Collected data entries ::
(begin)
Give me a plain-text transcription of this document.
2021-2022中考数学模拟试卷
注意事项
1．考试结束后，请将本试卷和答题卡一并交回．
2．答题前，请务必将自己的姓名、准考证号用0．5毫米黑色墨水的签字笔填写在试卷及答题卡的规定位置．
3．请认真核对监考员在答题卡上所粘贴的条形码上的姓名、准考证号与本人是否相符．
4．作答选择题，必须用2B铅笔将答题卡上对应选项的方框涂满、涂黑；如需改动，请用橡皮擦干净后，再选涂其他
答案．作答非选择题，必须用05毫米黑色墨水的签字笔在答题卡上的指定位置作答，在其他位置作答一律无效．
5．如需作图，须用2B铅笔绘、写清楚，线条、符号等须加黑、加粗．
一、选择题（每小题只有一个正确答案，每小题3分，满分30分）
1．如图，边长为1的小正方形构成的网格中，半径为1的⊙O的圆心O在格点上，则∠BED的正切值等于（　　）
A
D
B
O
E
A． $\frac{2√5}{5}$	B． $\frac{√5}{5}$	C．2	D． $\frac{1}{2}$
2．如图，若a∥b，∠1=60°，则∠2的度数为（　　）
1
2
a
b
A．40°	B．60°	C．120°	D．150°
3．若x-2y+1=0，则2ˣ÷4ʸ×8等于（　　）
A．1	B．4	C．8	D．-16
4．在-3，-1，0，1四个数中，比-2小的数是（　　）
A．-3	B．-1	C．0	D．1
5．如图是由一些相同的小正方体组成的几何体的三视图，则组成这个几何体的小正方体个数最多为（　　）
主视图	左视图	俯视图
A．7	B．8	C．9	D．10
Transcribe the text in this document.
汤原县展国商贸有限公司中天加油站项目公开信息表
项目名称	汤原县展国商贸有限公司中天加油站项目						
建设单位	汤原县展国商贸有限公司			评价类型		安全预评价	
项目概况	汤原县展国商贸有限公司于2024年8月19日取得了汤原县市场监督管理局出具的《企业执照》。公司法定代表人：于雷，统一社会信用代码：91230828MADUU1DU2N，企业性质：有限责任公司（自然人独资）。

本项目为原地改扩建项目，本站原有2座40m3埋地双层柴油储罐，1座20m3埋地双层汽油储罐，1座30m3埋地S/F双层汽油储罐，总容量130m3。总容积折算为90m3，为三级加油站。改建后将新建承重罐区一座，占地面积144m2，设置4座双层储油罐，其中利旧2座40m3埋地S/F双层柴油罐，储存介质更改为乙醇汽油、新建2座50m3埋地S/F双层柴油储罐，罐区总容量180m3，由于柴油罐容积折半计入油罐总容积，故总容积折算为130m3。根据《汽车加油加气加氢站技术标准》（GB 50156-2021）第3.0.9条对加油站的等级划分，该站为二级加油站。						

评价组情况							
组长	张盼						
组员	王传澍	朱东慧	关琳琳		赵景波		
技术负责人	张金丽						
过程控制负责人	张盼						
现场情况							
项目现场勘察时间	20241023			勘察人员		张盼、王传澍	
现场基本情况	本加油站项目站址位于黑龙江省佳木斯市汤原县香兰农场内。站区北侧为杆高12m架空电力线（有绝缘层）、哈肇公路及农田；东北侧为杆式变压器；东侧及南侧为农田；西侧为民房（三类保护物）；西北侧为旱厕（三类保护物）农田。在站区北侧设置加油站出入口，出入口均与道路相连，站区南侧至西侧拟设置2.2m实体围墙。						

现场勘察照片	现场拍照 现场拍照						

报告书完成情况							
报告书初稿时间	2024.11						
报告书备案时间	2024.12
(end)
What you need to do :: Pick out all lines containing the string "this".

Right answer ::
Give me a plain-text transcription of this document.
Transcribe the text in this document.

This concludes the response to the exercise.